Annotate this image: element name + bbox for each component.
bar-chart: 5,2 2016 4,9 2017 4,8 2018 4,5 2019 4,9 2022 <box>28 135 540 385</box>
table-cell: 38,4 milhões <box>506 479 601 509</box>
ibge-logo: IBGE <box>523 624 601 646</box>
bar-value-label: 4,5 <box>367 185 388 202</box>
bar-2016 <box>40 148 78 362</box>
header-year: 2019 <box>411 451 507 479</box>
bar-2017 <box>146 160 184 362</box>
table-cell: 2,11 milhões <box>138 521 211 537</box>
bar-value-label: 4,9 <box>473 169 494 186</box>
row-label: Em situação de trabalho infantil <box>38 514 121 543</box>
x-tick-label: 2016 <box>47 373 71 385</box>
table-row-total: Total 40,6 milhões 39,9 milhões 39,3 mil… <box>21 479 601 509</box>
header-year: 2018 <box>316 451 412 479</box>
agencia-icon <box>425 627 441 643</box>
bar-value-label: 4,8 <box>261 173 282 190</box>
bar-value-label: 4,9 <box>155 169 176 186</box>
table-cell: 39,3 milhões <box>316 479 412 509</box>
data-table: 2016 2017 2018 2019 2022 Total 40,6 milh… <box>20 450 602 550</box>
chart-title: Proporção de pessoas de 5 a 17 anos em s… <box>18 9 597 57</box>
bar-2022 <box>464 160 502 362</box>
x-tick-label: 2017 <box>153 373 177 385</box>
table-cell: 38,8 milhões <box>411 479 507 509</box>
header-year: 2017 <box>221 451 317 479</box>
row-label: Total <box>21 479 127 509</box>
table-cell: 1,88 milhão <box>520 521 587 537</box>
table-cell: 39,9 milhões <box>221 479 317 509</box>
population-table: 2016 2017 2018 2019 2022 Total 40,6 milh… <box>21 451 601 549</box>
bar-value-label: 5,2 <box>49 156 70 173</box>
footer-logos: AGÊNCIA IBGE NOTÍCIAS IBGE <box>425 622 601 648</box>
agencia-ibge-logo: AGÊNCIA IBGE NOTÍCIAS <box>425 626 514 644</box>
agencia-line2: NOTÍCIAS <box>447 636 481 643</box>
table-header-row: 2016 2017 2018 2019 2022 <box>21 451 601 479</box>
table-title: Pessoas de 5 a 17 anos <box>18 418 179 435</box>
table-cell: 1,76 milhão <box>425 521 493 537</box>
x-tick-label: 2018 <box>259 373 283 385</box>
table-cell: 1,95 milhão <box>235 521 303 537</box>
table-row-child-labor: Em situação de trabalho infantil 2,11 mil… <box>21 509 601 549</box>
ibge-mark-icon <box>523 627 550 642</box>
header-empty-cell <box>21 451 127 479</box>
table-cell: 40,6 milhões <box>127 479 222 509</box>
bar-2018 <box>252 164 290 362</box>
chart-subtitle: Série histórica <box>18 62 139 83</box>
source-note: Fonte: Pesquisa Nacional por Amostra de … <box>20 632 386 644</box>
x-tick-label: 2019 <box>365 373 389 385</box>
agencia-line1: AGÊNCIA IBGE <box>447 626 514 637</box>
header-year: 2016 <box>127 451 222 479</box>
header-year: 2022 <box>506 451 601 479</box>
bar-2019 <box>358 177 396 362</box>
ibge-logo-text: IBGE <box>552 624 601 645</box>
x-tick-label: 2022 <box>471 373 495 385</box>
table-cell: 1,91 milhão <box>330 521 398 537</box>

> TASK STATEMENT
Copy every line of the entries word for word, starting with the first line and going on through the line that contains "table-header-row: 2016 2017".

> ANSWER TO THE EXERCISE
Annotate this image: element name + bbox for each component.
bar-chart: 5,2 2016 4,9 2017 4,8 2018 4,5 2019 4,9 2022 <box>28 135 540 385</box>
table-cell: 38,4 milhões <box>506 479 601 509</box>
ibge-logo: IBGE <box>523 624 601 646</box>
bar-value-label: 4,5 <box>367 185 388 202</box>
bar-2016 <box>40 148 78 362</box>
header-year: 2019 <box>411 451 507 479</box>
bar-2017 <box>146 160 184 362</box>
table-cell: 2,11 milhões <box>138 521 211 537</box>
bar-value-label: 4,9 <box>473 169 494 186</box>
row-label: Em situação de trabalho infantil <box>38 514 121 543</box>
x-tick-label: 2016 <box>47 373 71 385</box>
table-row-total: Total 40,6 milhões 39,9 milhões 39,3 mil… <box>21 479 601 509</box>
header-year: 2018 <box>316 451 412 479</box>
agencia-icon <box>425 627 441 643</box>
bar-value-label: 4,8 <box>261 173 282 190</box>
bar-value-label: 4,9 <box>155 169 176 186</box>
table-cell: 39,3 milhões <box>316 479 412 509</box>
data-table: 2016 2017 2018 2019 2022 Total 40,6 milh… <box>20 450 602 550</box>
chart-title: Proporção de pessoas de 5 a 17 anos em s… <box>18 9 597 57</box>
bar-2022 <box>464 160 502 362</box>
x-tick-label: 2017 <box>153 373 177 385</box>
table-cell: 38,8 milhões <box>411 479 507 509</box>
header-year: 2017 <box>221 451 317 479</box>
row-label: Total <box>21 479 127 509</box>
table-cell: 1,88 milhão <box>520 521 587 537</box>
table-cell: 39,9 milhões <box>221 479 317 509</box>
population-table: 2016 2017 2018 2019 2022 Total 40,6 milh… <box>21 451 601 549</box>
bar-value-label: 5,2 <box>49 156 70 173</box>
footer-logos: AGÊNCIA IBGE NOTÍCIAS IBGE <box>425 622 601 648</box>
agencia-ibge-logo: AGÊNCIA IBGE NOTÍCIAS <box>425 626 514 644</box>
agencia-line2: NOTÍCIAS <box>447 636 481 643</box>
table-header-row: 2016 2017 2018 2019 2022 <box>21 451 601 479</box>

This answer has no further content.